◆ Given entries
►

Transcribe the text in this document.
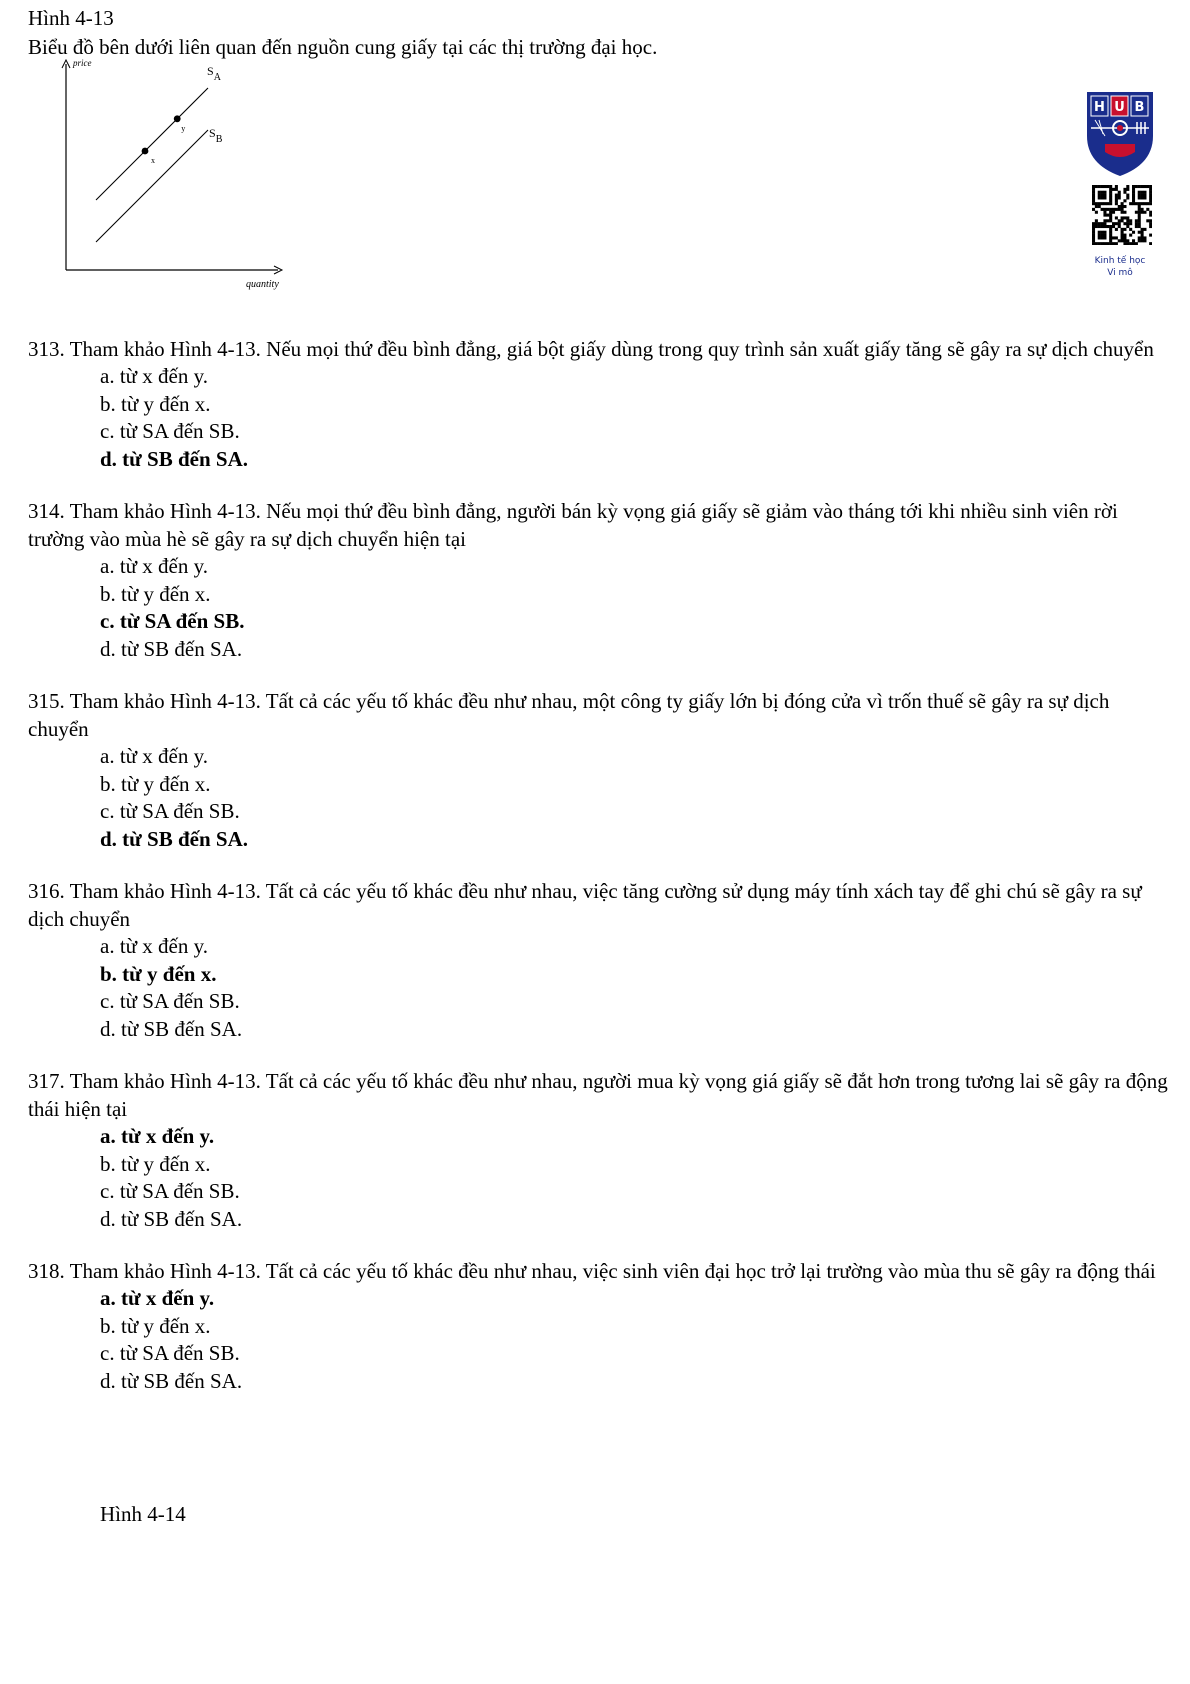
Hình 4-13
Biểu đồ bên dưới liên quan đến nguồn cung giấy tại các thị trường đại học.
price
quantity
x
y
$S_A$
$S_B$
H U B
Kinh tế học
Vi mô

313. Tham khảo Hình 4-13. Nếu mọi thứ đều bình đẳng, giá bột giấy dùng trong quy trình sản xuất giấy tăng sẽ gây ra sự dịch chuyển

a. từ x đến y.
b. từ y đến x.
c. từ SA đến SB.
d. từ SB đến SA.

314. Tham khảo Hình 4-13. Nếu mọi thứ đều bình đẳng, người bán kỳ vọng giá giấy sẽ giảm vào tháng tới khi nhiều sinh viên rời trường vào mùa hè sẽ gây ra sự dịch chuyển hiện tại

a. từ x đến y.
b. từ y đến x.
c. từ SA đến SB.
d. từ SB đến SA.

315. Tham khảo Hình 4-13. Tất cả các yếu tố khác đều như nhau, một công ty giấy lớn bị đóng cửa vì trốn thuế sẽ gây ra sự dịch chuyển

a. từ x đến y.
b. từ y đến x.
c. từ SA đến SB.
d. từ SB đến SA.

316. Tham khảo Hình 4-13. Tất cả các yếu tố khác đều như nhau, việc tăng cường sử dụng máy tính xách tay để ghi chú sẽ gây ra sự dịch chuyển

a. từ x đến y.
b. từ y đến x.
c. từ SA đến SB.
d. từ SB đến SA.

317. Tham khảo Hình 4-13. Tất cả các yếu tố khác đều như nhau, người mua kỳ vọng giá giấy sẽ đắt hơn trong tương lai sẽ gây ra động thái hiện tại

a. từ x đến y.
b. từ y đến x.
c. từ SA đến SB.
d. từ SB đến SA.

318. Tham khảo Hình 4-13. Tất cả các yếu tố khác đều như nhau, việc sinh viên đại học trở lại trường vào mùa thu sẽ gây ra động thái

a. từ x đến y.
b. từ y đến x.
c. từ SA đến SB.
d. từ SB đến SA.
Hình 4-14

◄
►

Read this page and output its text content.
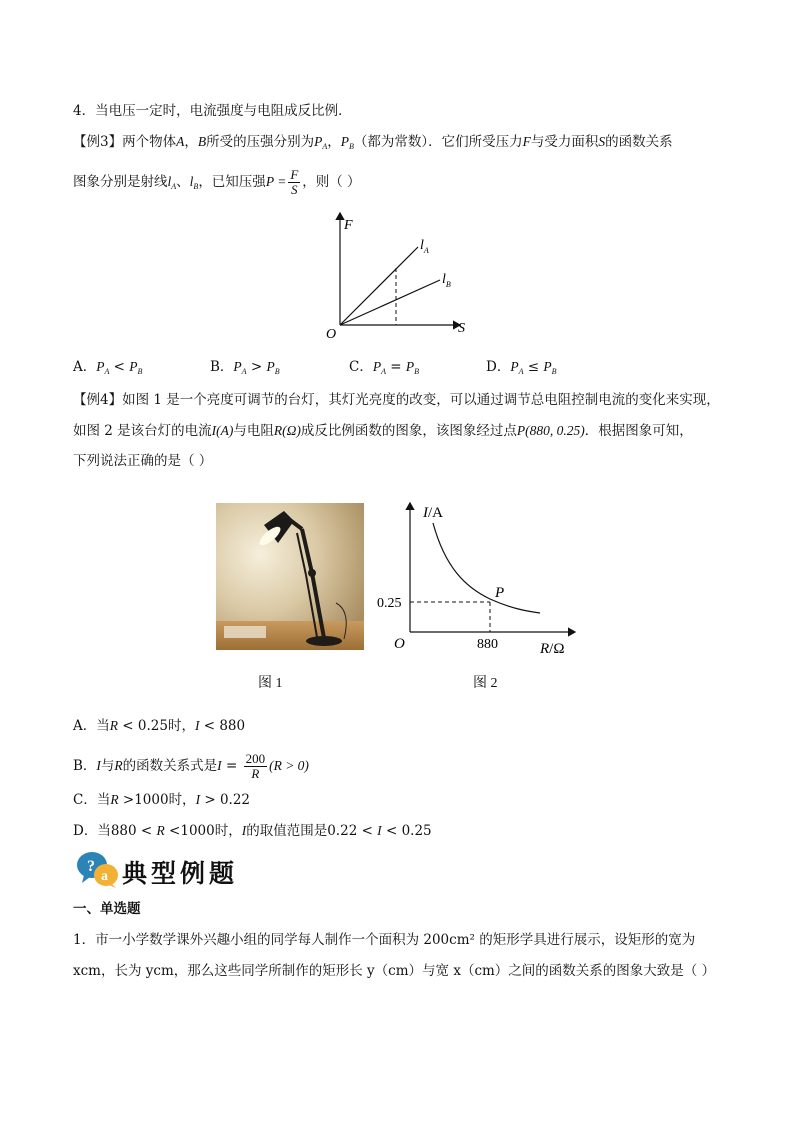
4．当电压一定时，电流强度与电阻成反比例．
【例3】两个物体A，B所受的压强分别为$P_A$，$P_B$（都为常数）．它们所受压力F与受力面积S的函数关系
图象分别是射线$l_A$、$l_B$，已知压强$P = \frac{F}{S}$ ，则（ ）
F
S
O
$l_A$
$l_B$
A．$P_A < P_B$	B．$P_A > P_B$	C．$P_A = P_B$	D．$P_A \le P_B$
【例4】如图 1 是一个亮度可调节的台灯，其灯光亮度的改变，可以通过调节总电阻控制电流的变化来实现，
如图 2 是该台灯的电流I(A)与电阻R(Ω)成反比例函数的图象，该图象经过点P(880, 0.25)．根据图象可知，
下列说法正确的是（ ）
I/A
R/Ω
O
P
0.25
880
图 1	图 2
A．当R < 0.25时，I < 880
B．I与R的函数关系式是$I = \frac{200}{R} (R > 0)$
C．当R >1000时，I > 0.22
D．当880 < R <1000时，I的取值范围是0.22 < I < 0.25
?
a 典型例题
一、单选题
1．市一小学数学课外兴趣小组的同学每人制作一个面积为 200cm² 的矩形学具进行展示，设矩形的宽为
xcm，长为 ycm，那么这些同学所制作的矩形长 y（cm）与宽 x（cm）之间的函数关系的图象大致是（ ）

◄

◆ What you are asked to do
Above are the records. Copy every line in them holding "người".

◆ Task answer
314. Tham khảo Hình 4-13. Nếu mọi thứ đều bình đẳng, người bán kỳ vọng giá giấy sẽ giảm vào tháng tới khi nhiều sinh viên rời trường vào mùa hè sẽ gây ra sự dịch chuyển hiện tại
317. Tham khảo Hình 4-13. Tất cả các yếu tố khác đều như nhau, người mua kỳ vọng giá giấy sẽ đắt hơn trong tương lai sẽ gây ra động thái hiện tại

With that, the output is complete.